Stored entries

______________________________

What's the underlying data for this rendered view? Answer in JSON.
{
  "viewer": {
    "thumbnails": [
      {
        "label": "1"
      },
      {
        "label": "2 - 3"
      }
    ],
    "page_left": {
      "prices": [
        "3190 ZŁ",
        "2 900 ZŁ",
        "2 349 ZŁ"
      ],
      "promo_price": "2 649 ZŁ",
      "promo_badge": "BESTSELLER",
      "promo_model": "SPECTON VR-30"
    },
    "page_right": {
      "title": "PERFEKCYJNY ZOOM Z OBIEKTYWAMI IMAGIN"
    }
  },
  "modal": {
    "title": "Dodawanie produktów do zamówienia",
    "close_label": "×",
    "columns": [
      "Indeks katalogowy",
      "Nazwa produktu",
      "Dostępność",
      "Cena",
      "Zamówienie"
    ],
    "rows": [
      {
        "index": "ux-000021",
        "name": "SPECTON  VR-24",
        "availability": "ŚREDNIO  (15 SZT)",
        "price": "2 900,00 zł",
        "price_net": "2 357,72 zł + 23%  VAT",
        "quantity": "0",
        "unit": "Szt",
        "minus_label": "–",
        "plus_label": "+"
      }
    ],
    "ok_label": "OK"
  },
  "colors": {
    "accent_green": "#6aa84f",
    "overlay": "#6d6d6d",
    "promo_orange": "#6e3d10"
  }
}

______________________________

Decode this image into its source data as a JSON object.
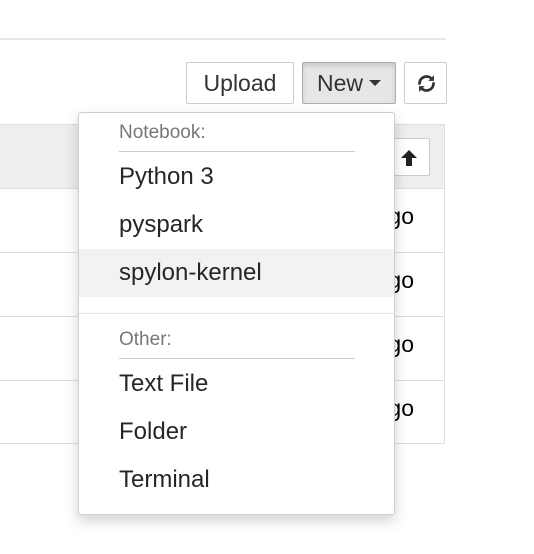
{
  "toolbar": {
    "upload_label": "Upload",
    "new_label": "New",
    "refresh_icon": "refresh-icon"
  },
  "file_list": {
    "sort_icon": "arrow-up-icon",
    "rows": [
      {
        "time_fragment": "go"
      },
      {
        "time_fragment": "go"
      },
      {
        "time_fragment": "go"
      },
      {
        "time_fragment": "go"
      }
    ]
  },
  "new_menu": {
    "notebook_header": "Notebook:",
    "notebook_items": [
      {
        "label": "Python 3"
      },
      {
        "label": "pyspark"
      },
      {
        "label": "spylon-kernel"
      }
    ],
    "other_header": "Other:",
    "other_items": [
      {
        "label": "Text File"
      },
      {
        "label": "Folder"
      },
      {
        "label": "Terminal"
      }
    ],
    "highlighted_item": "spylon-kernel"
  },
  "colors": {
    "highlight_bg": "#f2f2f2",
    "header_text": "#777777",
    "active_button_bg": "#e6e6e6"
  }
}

______________________________

JOB:
Pull out every line of the records that includes the string "this".

COMPLETE OUTPUT:
What's the underlying data for this rendered view? Answer in JSON.
Decode this image into its source data as a JSON object.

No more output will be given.